• **Exercise requirements**
Set down every record once more, exactly as given.

• **Information supplied**
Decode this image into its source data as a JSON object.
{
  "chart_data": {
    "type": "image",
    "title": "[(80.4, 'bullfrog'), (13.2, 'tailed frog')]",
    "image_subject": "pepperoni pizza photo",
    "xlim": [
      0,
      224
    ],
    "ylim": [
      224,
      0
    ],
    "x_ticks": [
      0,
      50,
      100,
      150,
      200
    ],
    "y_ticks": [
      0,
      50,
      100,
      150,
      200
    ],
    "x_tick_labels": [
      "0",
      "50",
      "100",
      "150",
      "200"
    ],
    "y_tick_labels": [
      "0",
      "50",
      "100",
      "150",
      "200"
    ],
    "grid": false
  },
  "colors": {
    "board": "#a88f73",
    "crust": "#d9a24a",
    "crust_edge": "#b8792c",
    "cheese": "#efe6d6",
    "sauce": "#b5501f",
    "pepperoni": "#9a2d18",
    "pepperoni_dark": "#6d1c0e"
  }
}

• **Result below**
Decode this image into its source data as a JSON object.
{
  "chart_data": {
    "type": "image",
    "title": "[(80.4, 'bullfrog'), (13.2, 'tailed frog')]",
    "image_subject": "pepperoni pizza photo",
    "xlim": [
      0,
      224
    ],
    "ylim": [
      224,
      0
    ],
    "x_ticks": [
      0,
      50,
      100,
      150,
      200
    ],
    "y_ticks": [
      0,
      50,
      100,
      150,
      200
    ],
    "x_tick_labels": [
      "0",
      "50",
      "100",
      "150",
      "200"
    ],
    "y_tick_labels": [
      "0",
      "50",
      "100",
      "150",
      "200"
    ],
    "grid": false
  },
  "colors": {
    "board": "#a88f73",
    "crust": "#d9a24a",
    "crust_edge": "#b8792c",
    "cheese": "#efe6d6",
    "sauce": "#b5501f",
    "pepperoni": "#9a2d18",
    "pepperoni_dark": "#6d1c0e"
  }
}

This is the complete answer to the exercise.